• _Goal_: Retype each line exactly. Skip images.

[Raw records]
********

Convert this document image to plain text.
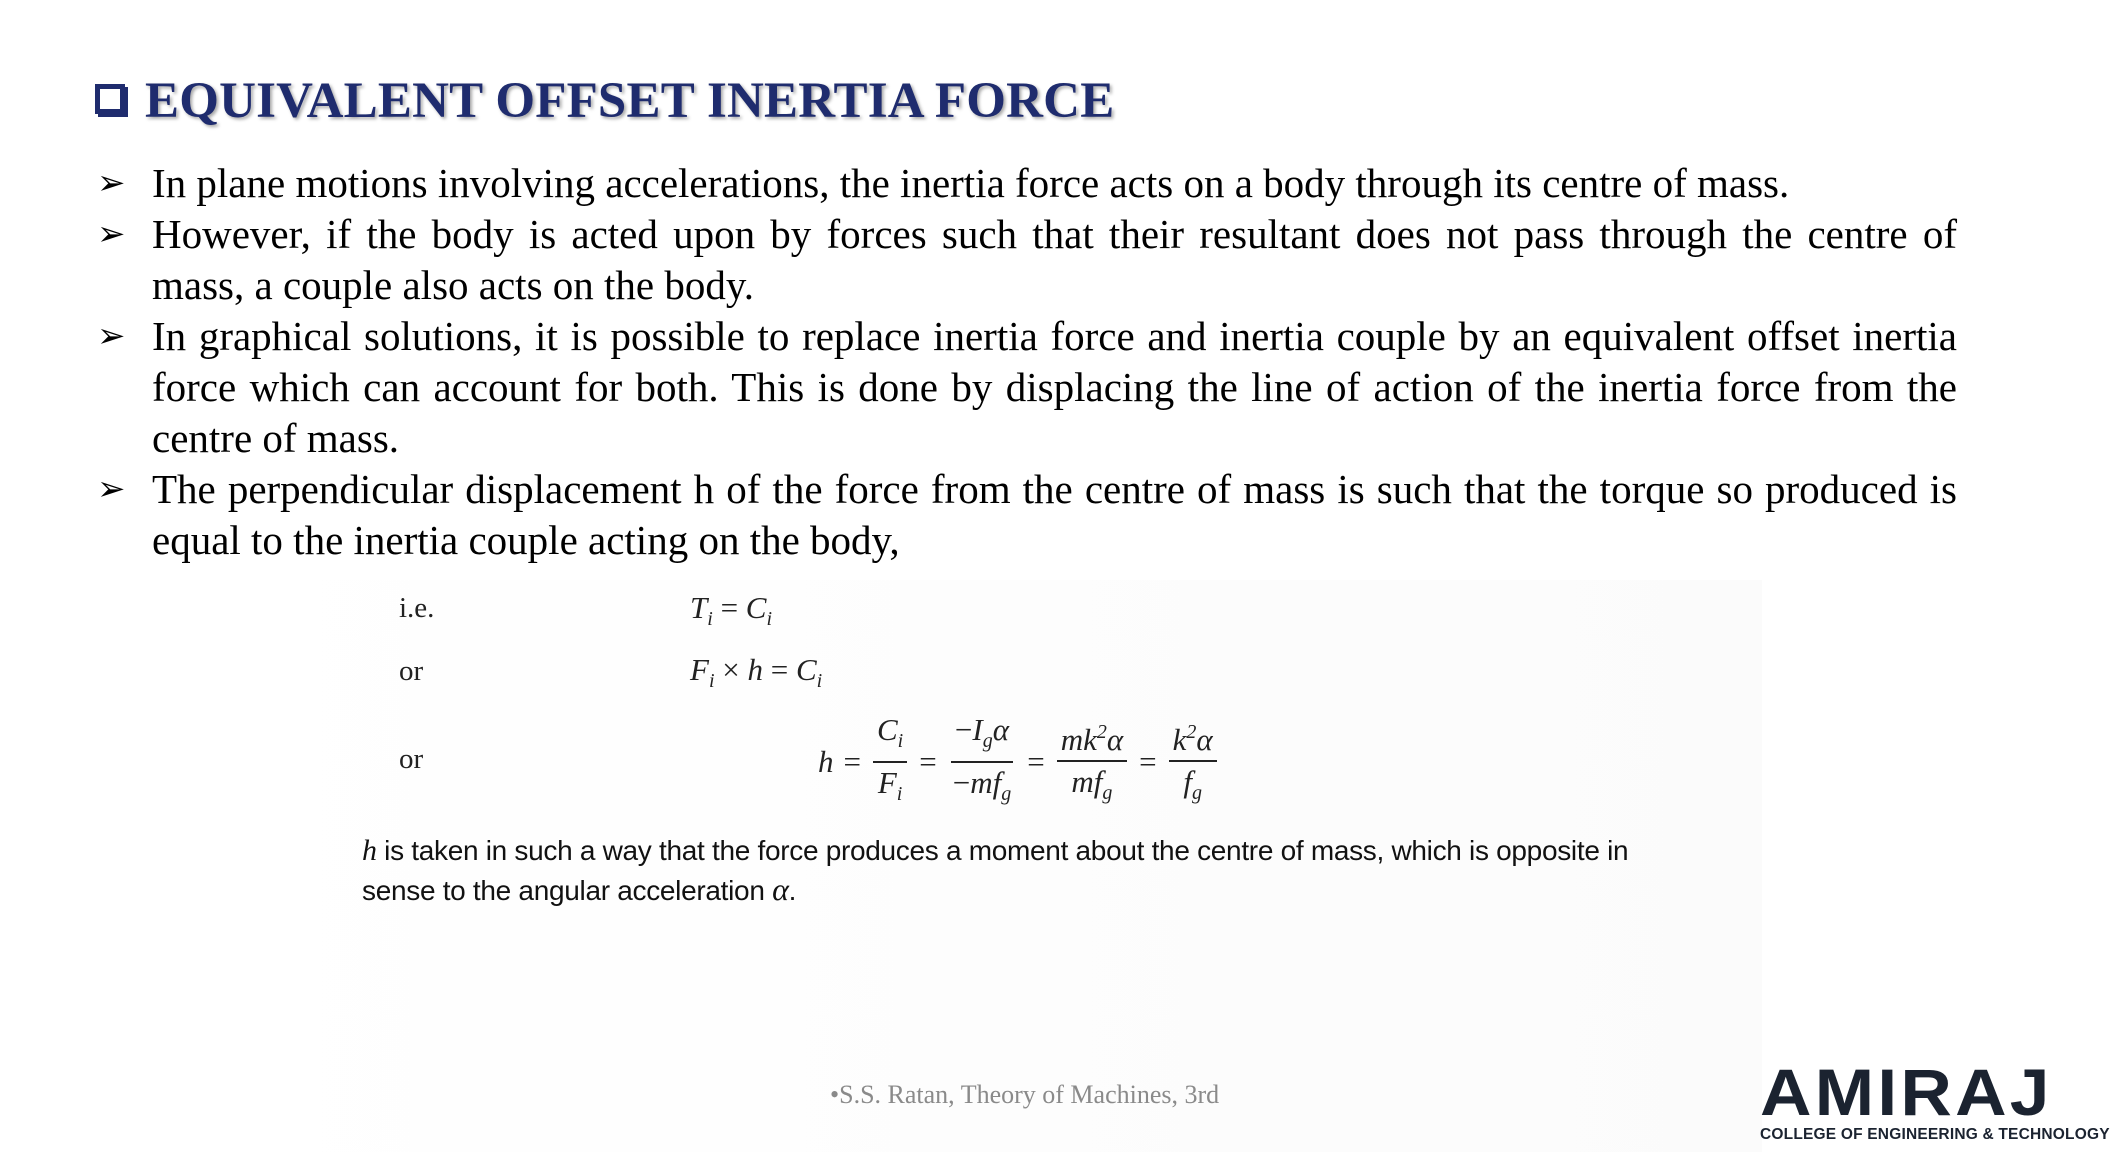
EQUIVALENT OFFSET INERTIA FORCE
➢ In plane motions involving accelerations, the inertia force acts on a body through its centre of mass.
➢ However, if the body is acted upon by forces such that their resultant does not pass through the centre of mass, a couple also acts on the body.
➢ In graphical solutions, it is possible to replace inertia force and inertia couple by an equivalent offset inertia force which can account for both. This is done by displacing the line of action of the inertia force from the centre of mass.
➢ The perpendicular displacement h of the force from the centre of mass is such that the torque so produced is equal to the inertia couple acting on the body,
i.e.	$T_i = C_i$
or	$F_i \times h = C_i$
or	$h = \frac{C_i}{F_i} = \frac{-I_g\alpha}{-mf_g} = \frac{mk^2\alpha}{mf_g} = \frac{k^2\alpha}{f_g}$
h is taken in such a way that the force produces a moment about the centre of mass, which is opposite in sense to the angular acceleration α.
•S.S. Ratan, Theory of Machines, 3rd	AMIRAJ
COLLEGE OF ENGINEERING & TECHNOLOGY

********

• _Solved exercise_:
Convert this document image to plain text.
EQUIVALENT OFFSET INERTIA FORCE
➢ In plane motions involving accelerations, the inertia force acts on a body through its centre of mass.
➢ However, if the body is acted upon by forces such that their resultant does not pass through the centre of mass, a couple also acts on the body.
➢ In graphical solutions, it is possible to replace inertia force and inertia couple by an equivalent offset inertia force which can account for both. This is done by displacing the line of action of the inertia force from the centre of mass.
➢ The perpendicular displacement h of the force from the centre of mass is such that the torque so produced is equal to the inertia couple acting on the body,
i.e.	$T_i = C_i$
or	$F_i \times h = C_i$
or	$h = \frac{C_i}{F_i} = \frac{-I_g\alpha}{-mf_g} = \frac{mk^2\alpha}{mf_g} = \frac{k^2\alpha}{f_g}$
h is taken in such a way that the force produces a moment about the centre of mass, which is opposite in sense to the angular acceleration α.
•S.S. Ratan, Theory of Machines, 3rd	AMIRAJ
COLLEGE OF ENGINEERING & TECHNOLOGY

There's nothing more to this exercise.